* **EXERCISE DIRECTIONS**:
Only lines holding the string "name" are wanted; copy each one from the material.

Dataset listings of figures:
--- START ---

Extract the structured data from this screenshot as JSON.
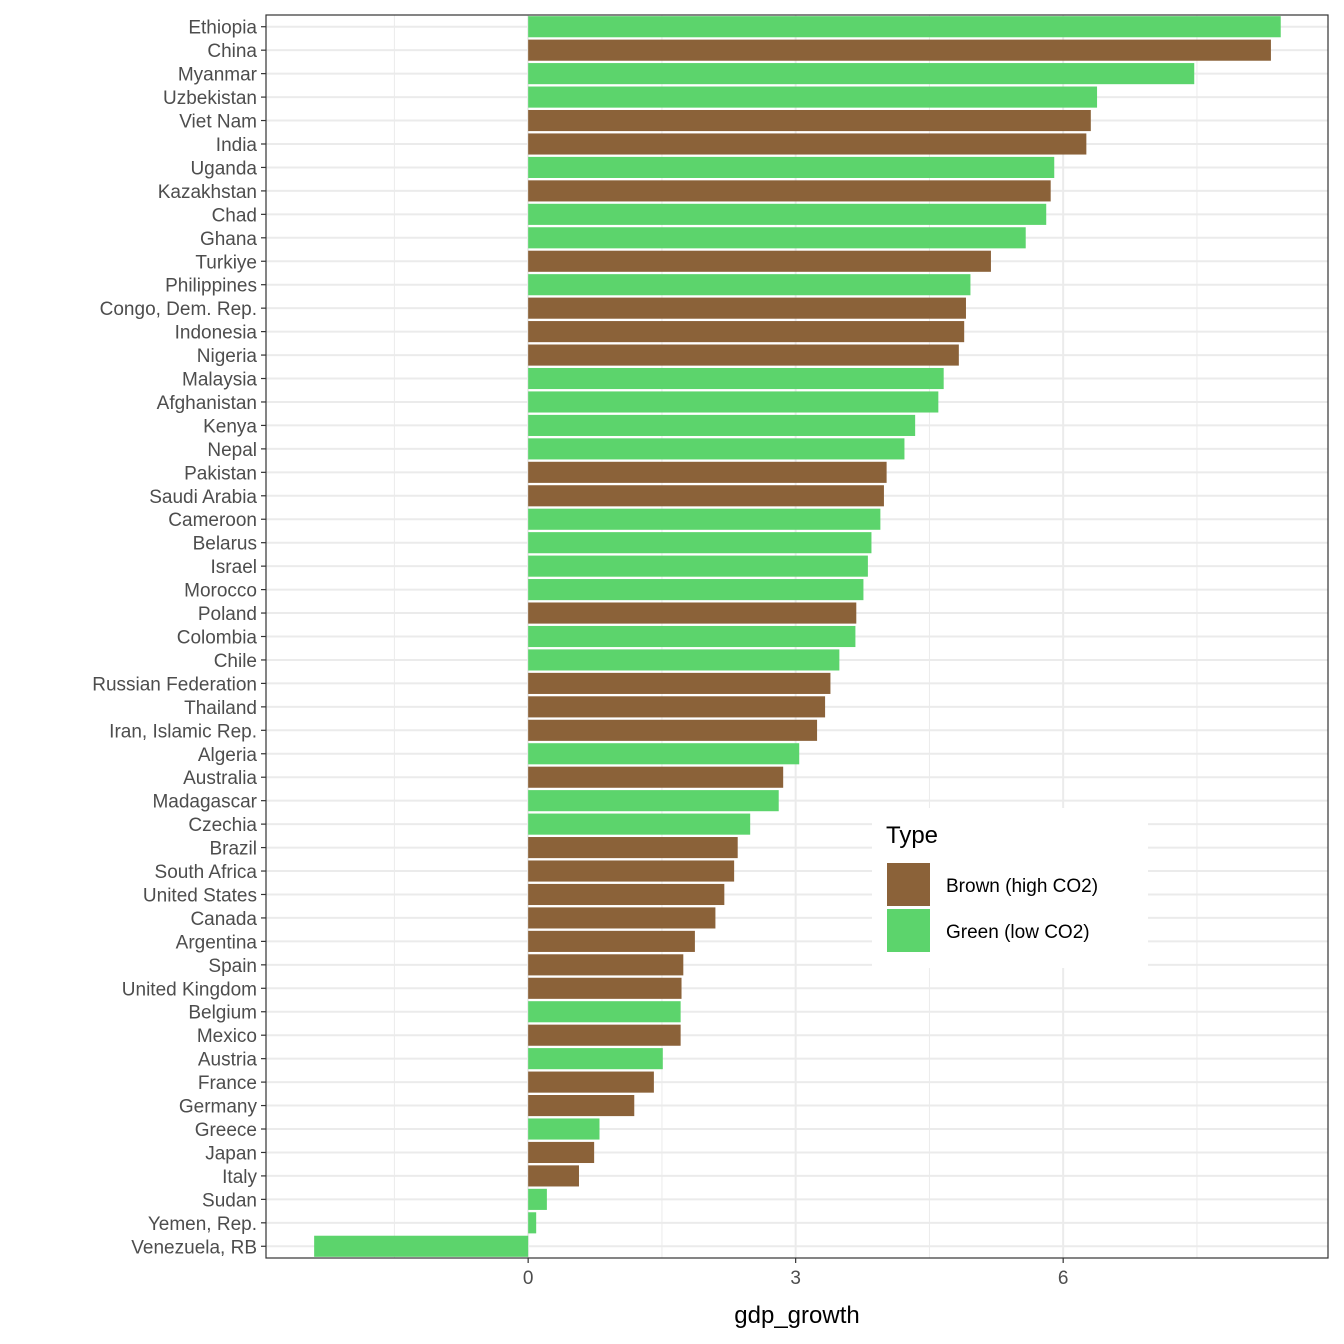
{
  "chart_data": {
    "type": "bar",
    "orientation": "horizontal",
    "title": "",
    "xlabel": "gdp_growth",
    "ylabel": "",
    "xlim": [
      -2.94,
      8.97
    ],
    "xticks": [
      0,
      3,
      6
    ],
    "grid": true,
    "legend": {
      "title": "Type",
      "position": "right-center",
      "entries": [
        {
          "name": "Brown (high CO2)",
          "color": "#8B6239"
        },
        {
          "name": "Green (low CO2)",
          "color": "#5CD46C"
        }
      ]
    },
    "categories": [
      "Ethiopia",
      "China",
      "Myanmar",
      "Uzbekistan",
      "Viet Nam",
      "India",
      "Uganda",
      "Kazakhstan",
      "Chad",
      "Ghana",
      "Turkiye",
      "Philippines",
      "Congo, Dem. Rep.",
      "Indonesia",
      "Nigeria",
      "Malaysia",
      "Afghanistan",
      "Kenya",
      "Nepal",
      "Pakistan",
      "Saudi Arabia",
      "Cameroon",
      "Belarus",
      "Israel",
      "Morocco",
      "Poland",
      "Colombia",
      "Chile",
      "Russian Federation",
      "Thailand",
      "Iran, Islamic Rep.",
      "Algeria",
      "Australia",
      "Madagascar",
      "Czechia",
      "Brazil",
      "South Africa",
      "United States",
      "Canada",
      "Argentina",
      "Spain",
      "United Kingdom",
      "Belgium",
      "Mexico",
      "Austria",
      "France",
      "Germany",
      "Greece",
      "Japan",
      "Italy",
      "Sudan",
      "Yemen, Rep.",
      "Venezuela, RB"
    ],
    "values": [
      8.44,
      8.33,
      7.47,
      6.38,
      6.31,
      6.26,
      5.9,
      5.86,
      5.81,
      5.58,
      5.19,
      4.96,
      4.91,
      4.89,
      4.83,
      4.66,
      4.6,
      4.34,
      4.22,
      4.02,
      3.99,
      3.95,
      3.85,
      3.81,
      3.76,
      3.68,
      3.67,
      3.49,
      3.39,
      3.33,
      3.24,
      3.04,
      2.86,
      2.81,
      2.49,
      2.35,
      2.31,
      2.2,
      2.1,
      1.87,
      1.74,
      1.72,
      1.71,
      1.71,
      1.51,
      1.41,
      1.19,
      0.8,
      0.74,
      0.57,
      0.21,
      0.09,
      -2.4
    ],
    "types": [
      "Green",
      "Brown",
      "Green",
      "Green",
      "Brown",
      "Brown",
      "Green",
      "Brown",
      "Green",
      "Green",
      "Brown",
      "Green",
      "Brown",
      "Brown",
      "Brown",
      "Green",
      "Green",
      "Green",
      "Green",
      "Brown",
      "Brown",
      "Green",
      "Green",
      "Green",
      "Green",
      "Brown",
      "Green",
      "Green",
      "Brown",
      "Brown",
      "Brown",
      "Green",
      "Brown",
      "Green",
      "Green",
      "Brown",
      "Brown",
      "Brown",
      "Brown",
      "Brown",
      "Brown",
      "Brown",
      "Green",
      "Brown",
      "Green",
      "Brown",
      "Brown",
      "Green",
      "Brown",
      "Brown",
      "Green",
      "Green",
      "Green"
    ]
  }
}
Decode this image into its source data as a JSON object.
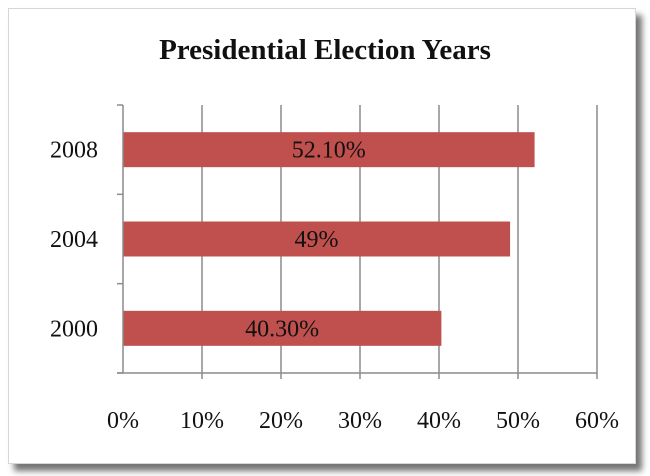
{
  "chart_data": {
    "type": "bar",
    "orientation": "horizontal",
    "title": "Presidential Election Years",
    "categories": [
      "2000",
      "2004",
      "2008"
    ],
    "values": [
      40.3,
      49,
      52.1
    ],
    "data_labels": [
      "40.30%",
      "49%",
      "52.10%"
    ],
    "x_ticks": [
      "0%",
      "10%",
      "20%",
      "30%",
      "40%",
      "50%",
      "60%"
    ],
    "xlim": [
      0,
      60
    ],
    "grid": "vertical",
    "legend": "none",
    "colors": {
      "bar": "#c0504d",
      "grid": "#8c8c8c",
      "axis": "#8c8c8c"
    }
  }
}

--- END ---

* **RESPONSE**:
          "name": "Brown (high CO2)",
          "name": "Green (low CO2)",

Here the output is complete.